■ The problem ■
Restate the entries word for word, omitting nothing.

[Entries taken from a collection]

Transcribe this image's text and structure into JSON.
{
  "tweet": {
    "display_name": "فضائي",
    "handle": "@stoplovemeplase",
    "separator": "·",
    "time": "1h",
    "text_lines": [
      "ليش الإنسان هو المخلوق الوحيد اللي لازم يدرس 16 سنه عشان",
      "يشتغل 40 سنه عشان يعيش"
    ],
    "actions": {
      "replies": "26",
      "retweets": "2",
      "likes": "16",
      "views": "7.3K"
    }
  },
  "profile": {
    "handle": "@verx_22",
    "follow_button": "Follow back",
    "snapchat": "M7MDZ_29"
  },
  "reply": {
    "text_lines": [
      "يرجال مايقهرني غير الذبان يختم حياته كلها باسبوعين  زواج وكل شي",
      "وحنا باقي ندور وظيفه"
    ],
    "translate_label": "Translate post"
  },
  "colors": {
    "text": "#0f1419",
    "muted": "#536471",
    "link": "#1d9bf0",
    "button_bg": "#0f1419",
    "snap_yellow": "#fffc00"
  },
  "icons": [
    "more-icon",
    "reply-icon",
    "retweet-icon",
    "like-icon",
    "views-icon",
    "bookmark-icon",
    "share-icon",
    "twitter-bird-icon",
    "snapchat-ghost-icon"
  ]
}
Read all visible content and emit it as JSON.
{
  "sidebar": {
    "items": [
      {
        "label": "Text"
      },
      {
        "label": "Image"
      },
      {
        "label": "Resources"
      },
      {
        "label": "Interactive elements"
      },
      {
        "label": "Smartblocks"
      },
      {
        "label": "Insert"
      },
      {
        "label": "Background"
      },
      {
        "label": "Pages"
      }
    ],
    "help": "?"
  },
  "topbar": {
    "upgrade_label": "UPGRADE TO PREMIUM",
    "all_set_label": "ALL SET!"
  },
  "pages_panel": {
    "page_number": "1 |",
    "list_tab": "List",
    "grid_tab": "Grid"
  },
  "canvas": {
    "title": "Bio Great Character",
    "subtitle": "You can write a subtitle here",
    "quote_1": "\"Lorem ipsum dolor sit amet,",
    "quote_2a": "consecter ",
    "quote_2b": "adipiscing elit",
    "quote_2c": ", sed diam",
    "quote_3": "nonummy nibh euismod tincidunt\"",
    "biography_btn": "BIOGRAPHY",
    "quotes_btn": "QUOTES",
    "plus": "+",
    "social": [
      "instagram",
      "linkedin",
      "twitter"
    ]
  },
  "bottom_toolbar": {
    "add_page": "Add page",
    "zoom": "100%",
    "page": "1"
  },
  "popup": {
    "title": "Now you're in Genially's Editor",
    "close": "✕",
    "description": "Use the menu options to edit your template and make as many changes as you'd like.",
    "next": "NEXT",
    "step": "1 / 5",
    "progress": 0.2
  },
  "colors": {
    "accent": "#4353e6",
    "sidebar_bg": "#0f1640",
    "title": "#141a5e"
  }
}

■ Task answer ■
Transcribe this image's text and structure into JSON.
{
  "tweet": {
    "display_name": "فضائي",
    "handle": "@stoplovemeplase",
    "separator": "·",
    "time": "1h",
    "text_lines": [
      "ليش الإنسان هو المخلوق الوحيد اللي لازم يدرس 16 سنه عشان",
      "يشتغل 40 سنه عشان يعيش"
    ],
    "actions": {
      "replies": "26",
      "retweets": "2",
      "likes": "16",
      "views": "7.3K"
    }
  },
  "profile": {
    "handle": "@verx_22",
    "follow_button": "Follow back",
    "snapchat": "M7MDZ_29"
  },
  "reply": {
    "text_lines": [
      "يرجال مايقهرني غير الذبان يختم حياته كلها باسبوعين  زواج وكل شي",
      "وحنا باقي ندور وظيفه"
    ],
    "translate_label": "Translate post"
  },
  "colors": {
    "text": "#0f1419",
    "muted": "#536471",
    "link": "#1d9bf0",
    "button_bg": "#0f1419",
    "snap_yellow": "#fffc00"
  },
  "icons": [
    "more-icon",
    "reply-icon",
    "retweet-icon",
    "like-icon",
    "views-icon",
    "bookmark-icon",
    "share-icon",
    "twitter-bird-icon",
    "snapchat-ghost-icon"
  ]
}
Read all visible content and emit it as JSON.
{
  "sidebar": {
    "items": [
      {
        "label": "Text"
      },
      {
        "label": "Image"
      },
      {
        "label": "Resources"
      },
      {
        "label": "Interactive elements"
      },
      {
        "label": "Smartblocks"
      },
      {
        "label": "Insert"
      },
      {
        "label": "Background"
      },
      {
        "label": "Pages"
      }
    ],
    "help": "?"
  },
  "topbar": {
    "upgrade_label": "UPGRADE TO PREMIUM",
    "all_set_label": "ALL SET!"
  },
  "pages_panel": {
    "page_number": "1 |",
    "list_tab": "List",
    "grid_tab": "Grid"
  },
  "canvas": {
    "title": "Bio Great Character",
    "subtitle": "You can write a subtitle here",
    "quote_1": "\"Lorem ipsum dolor sit amet,",
    "quote_2a": "consecter ",
    "quote_2b": "adipiscing elit",
    "quote_2c": ", sed diam",
    "quote_3": "nonummy nibh euismod tincidunt\"",
    "biography_btn": "BIOGRAPHY",
    "quotes_btn": "QUOTES",
    "plus": "+",
    "social": [
      "instagram",
      "linkedin",
      "twitter"
    ]
  },
  "bottom_toolbar": {
    "add_page": "Add page",
    "zoom": "100%",
    "page": "1"
  },
  "popup": {
    "title": "Now you're in Genially's Editor",
    "close": "✕",
    "description": "Use the menu options to edit your template and make as many changes as you'd like.",
    "next": "NEXT",
    "step": "1 / 5",
    "progress": 0.2
  },
  "colors": {
    "accent": "#4353e6",
    "sidebar_bg": "#0f1640",
    "title": "#141a5e"
  }
}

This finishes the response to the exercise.